--- BEGIN Supplied information ---

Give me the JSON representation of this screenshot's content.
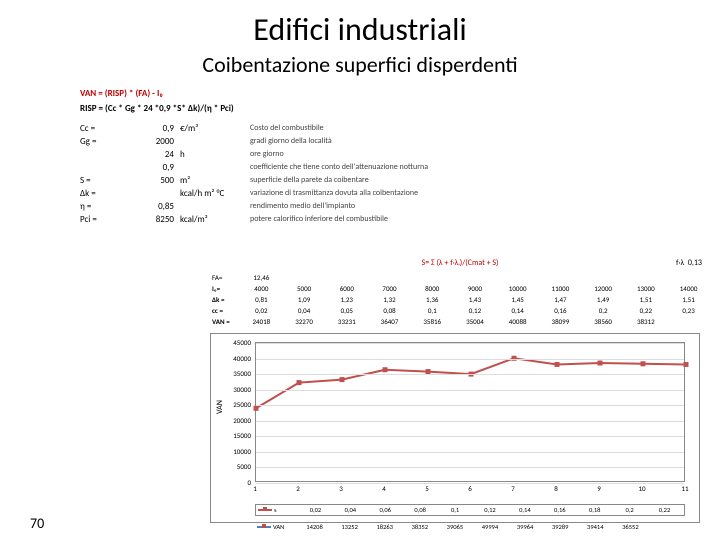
{
  "title": "Edifici industriali",
  "subtitle": "Coibentazione superfici disperdenti",
  "van_formula": "VAN = (RISP) * (FA) - I₀",
  "risp_formula": "RISP = (Cc * Gg * 24 *0,9 *S* Δk)/(η * Pci)",
  "params": [
    {
      "sym": "Cc =",
      "val": "0,9",
      "unit": "€/m³",
      "desc": "Costo del combustibile"
    },
    {
      "sym": "Gg =",
      "val": "2000",
      "unit": "",
      "desc": "gradi giorno della località"
    },
    {
      "sym": "",
      "val": "24",
      "unit": "h",
      "desc": "ore giorno"
    },
    {
      "sym": "",
      "val": "0,9",
      "unit": "",
      "desc": "coefficiente che tiene conto dell'attenuazione notturna"
    },
    {
      "sym": "S =",
      "val": "500",
      "unit": "m²",
      "desc": "superficie della parete da coibentare"
    },
    {
      "sym": "Δk =",
      "val": "",
      "unit": "kcal/h m² °C",
      "desc": "variazione di trasmittanza dovuta alla coibentazione"
    },
    {
      "sym": "η =",
      "val": "0,85",
      "unit": "",
      "desc": "rendimento medio dell'impianto"
    },
    {
      "sym": "Pci =",
      "val": "8250",
      "unit": "kcal/m³",
      "desc": "potere calorifico inferiore del combustibile"
    }
  ],
  "s_formula": "S= Σ (λ + f·λᵢ)/(Cmat + S)",
  "s_rhs": {
    "label": "f·λ",
    "val": "0,13"
  },
  "fa_line": {
    "label": "FA=",
    "val": "12,46"
  },
  "table": {
    "i0": [
      "4000",
      "5000",
      "6000",
      "7000",
      "8000",
      "9000",
      "10000",
      "11000",
      "12000",
      "13000",
      "14000"
    ],
    "ak": [
      "0,81",
      "1,09",
      "1,23",
      "1,32",
      "1,36",
      "1,43",
      "1,45",
      "1,47",
      "1,49",
      "1,51",
      "1,51"
    ],
    "cc": [
      "0,02",
      "0,04",
      "0,05",
      "0,08",
      "0,1",
      "0,12",
      "0,14",
      "0,16",
      "0,2",
      "0,22",
      "0,23"
    ],
    "van": [
      "24018",
      "32270",
      "33231",
      "36407",
      "35816",
      "35004",
      "40088",
      "38099",
      "38560",
      "38312",
      ""
    ]
  },
  "chart": {
    "type": "line",
    "ylabel": "VAN",
    "ylim": [
      0,
      45000
    ],
    "yticks": [
      0,
      5000,
      10000,
      15000,
      20000,
      25000,
      30000,
      35000,
      40000,
      45000
    ],
    "xvals": [
      1,
      2,
      3,
      4,
      5,
      6,
      7,
      8,
      9,
      10,
      11
    ],
    "series_s": [
      "0,02",
      "0,04",
      "0,06",
      "0,08",
      "0,1",
      "0,12",
      "0,14",
      "0,16",
      "0,18",
      "0,2",
      "0,22"
    ],
    "series_van": [
      24018,
      32270,
      33231,
      36407,
      35816,
      35004,
      40088,
      38099,
      38560,
      38312,
      38100
    ],
    "series_bottom": [
      "14208",
      "13252",
      "18263",
      "38352",
      "39065",
      "49994",
      "39964",
      "39289",
      "39414",
      "36552",
      ""
    ],
    "line_color": "#c0504d",
    "grid_color": "#dddddd",
    "axis_color": "#888888",
    "marker": "square",
    "marker_size": 5
  },
  "page_number": "70"
}
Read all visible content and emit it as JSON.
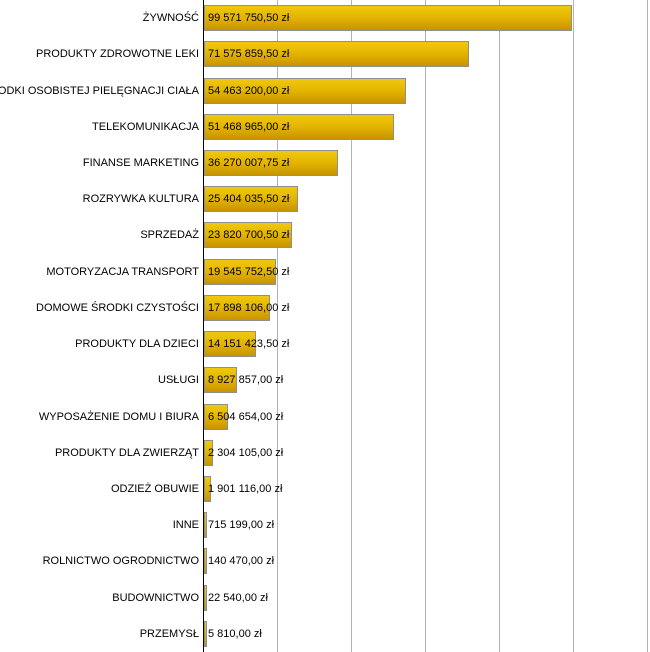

--- END Supplied information ---

## Exercise requirements
From the entries above, pull out each line that includes "della".

## Response
      "desc": "gradi giorno della località"
      "desc": "superficie della parete da coibentare"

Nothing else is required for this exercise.